◆ EXERCISE INPUTS:

◆ ◆ ◆ ◆ ◆ ◆ ◆

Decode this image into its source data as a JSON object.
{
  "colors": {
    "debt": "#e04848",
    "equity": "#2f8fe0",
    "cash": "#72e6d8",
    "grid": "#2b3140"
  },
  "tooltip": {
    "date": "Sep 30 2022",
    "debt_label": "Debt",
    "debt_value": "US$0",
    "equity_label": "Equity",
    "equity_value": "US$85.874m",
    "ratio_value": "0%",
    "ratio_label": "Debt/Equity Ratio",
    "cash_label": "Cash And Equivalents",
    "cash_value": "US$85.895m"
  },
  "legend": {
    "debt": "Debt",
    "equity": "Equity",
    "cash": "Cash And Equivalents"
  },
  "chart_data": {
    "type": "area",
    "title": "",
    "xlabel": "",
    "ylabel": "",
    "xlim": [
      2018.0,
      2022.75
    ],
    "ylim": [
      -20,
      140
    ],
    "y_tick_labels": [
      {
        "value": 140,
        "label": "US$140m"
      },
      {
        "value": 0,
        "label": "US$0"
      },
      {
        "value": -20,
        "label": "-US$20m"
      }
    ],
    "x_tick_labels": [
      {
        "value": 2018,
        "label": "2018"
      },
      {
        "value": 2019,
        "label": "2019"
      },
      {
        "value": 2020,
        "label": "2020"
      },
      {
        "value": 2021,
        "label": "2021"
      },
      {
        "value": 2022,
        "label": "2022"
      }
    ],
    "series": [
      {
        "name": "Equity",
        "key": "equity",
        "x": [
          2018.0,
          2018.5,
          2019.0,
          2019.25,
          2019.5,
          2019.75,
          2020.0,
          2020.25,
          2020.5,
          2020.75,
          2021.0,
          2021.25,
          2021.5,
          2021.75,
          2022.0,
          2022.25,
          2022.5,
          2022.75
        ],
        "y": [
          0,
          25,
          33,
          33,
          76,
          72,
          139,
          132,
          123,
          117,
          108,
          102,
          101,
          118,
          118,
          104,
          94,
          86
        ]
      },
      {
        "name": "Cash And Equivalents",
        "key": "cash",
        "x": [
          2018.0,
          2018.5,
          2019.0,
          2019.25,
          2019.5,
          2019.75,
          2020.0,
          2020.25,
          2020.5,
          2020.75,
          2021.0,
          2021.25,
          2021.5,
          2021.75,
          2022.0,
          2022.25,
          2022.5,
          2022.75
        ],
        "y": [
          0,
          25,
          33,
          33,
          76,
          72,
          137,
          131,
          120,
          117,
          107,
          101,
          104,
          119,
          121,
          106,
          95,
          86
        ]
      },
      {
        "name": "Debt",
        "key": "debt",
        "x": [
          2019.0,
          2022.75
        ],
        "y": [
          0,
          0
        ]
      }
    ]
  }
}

◆ ◆ ◆ ◆ ◆ ◆ ◆

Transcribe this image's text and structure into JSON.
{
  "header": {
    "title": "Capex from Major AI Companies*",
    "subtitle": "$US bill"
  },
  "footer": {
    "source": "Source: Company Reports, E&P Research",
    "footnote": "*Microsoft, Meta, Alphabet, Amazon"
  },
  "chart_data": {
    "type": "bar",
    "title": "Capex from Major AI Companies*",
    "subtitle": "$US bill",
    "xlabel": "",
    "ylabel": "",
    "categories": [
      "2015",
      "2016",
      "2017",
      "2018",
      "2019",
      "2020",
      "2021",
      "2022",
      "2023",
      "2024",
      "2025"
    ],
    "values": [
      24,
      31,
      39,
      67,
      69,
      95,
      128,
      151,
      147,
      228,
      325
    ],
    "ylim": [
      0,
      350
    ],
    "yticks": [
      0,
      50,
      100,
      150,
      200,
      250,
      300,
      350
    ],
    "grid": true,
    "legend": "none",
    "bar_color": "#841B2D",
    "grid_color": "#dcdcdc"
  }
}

◆ ◆ ◆ ◆ ◆ ◆ ◆

◆ OBJECTIVE: Check each line of these records for the string "image" and state only how many lines have it.

◆ COMPLETED EXERCISE: 2